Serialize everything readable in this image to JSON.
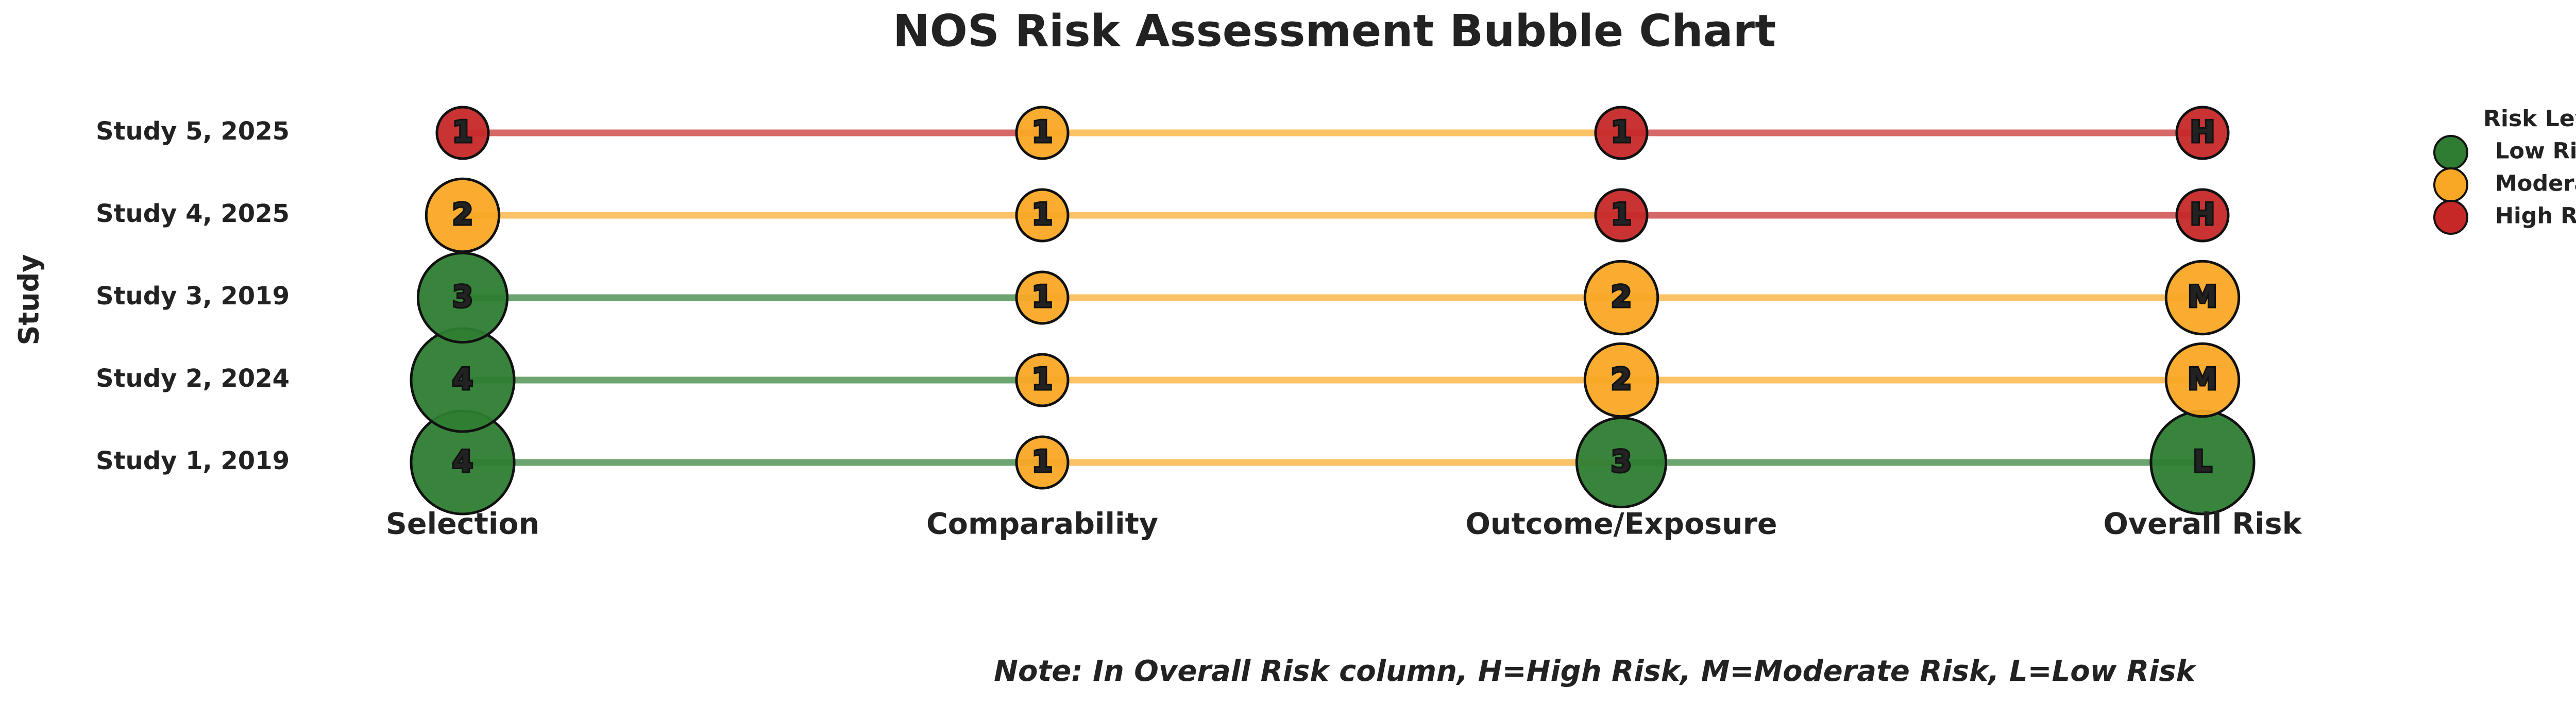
{
  "chart_data": {
    "type": "bubble",
    "title": "NOS Risk Assessment Bubble Chart",
    "y_label": "Study",
    "categories": [
      "Study 1, 2019",
      "Study 2, 2024",
      "Study 3, 2019",
      "Study 4, 2025",
      "Study 5, 2025"
    ],
    "columns": [
      "Selection",
      "Comparability",
      "Outcome/Exposure",
      "Overall Risk"
    ],
    "series": [
      {
        "name": "Selection",
        "values": [
          4,
          4,
          3,
          2,
          1
        ],
        "risk": [
          "Low Risk",
          "Low Risk",
          "Low Risk",
          "Moderate Risk",
          "High Risk"
        ]
      },
      {
        "name": "Comparability",
        "values": [
          1,
          1,
          1,
          1,
          1
        ],
        "risk": [
          "Moderate Risk",
          "Moderate Risk",
          "Moderate Risk",
          "Moderate Risk",
          "Moderate Risk"
        ]
      },
      {
        "name": "Outcome/Exposure",
        "values": [
          3,
          2,
          2,
          1,
          1
        ],
        "risk": [
          "Low Risk",
          "Moderate Risk",
          "Moderate Risk",
          "High Risk",
          "High Risk"
        ]
      }
    ],
    "overall": {
      "name": "Overall Risk",
      "labels": [
        "L",
        "M",
        "M",
        "H",
        "H"
      ],
      "risk": [
        "Low Risk",
        "Moderate Risk",
        "Moderate Risk",
        "High Risk",
        "High Risk"
      ]
    },
    "legend": {
      "title": "Risk Level",
      "position": "upper right",
      "items": [
        {
          "name": "Low Risk",
          "color": "#2e7d32"
        },
        {
          "name": "Moderate Risk",
          "color": "#f9a825"
        },
        {
          "name": "High Risk",
          "color": "#c62828"
        }
      ]
    },
    "note": "Note: In Overall Risk column, H=High Risk, M=Moderate Risk, L=Low Risk"
  }
}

__Goal__
Search the entries for the word "Outcome" and pick out every line that holds it.

__Worked solution__
      "Outcome/Exposure",
        "name": "Outcome/Exposure",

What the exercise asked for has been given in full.